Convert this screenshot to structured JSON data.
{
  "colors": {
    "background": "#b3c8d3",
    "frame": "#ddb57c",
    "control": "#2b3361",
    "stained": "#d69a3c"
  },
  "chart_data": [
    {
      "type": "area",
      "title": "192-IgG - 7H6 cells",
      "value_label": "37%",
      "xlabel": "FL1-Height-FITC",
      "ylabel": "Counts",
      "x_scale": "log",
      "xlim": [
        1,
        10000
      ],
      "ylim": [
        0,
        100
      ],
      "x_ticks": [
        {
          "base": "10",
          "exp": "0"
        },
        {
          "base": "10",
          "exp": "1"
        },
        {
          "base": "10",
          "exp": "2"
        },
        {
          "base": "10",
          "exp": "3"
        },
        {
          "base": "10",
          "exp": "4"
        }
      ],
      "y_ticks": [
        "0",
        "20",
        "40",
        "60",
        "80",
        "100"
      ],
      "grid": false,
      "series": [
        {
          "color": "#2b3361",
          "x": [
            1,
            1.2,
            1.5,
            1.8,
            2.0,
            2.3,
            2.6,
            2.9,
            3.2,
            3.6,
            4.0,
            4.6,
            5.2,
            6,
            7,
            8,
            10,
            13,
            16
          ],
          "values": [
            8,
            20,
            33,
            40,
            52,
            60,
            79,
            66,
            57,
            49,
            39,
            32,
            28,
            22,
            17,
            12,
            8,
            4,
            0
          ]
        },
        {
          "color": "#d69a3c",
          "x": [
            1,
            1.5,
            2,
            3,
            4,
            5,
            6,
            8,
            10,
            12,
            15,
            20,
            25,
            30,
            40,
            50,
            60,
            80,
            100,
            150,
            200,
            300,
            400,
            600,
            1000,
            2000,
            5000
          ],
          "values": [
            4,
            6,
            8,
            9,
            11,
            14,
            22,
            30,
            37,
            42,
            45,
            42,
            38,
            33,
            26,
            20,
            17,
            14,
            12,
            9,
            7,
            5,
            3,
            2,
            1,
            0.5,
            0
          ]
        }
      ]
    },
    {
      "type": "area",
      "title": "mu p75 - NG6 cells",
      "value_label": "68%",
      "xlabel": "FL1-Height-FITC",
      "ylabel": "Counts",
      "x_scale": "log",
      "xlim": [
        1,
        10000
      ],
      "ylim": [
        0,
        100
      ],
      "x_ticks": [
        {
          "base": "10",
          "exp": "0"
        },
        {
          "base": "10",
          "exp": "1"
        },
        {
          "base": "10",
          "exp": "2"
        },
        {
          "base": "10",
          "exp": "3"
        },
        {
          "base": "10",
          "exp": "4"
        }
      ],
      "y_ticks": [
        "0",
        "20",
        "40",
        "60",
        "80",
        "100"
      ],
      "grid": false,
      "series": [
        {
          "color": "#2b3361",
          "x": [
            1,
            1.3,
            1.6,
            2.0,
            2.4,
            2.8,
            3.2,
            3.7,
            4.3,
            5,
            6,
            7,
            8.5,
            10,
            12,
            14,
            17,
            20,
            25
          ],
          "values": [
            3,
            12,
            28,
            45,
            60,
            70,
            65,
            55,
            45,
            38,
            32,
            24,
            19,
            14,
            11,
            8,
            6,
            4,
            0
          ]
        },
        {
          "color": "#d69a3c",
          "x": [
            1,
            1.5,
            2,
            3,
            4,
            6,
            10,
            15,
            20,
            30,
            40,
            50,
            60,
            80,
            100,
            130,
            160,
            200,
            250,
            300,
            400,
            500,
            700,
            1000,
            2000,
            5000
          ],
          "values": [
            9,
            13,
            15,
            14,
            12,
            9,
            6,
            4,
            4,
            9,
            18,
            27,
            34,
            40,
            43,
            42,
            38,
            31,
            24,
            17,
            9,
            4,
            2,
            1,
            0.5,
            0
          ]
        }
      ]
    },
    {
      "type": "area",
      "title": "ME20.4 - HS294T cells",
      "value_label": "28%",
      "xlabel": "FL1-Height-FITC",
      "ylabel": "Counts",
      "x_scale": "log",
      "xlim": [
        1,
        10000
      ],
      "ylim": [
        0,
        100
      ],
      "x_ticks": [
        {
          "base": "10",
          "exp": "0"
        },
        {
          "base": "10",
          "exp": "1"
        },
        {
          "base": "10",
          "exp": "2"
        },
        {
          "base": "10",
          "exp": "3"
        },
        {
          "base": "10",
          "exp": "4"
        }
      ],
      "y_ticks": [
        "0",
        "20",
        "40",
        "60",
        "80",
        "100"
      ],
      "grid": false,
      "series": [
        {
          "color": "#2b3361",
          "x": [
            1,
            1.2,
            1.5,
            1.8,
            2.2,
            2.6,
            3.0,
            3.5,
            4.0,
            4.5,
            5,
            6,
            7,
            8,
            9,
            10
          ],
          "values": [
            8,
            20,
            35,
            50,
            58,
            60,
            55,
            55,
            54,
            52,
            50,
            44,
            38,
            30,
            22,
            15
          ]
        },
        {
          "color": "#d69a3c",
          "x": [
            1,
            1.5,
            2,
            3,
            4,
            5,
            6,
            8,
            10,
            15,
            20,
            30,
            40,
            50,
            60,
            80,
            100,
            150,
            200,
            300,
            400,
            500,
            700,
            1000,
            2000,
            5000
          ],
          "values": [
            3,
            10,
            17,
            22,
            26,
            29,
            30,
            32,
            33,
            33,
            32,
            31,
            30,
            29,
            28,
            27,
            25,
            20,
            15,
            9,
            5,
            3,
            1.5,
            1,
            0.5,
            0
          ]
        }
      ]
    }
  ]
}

### WORK TO BE COMPLETED:
The answer is a number only: how many lines of the data above include "cells"?

### TASK RESPONSE:
3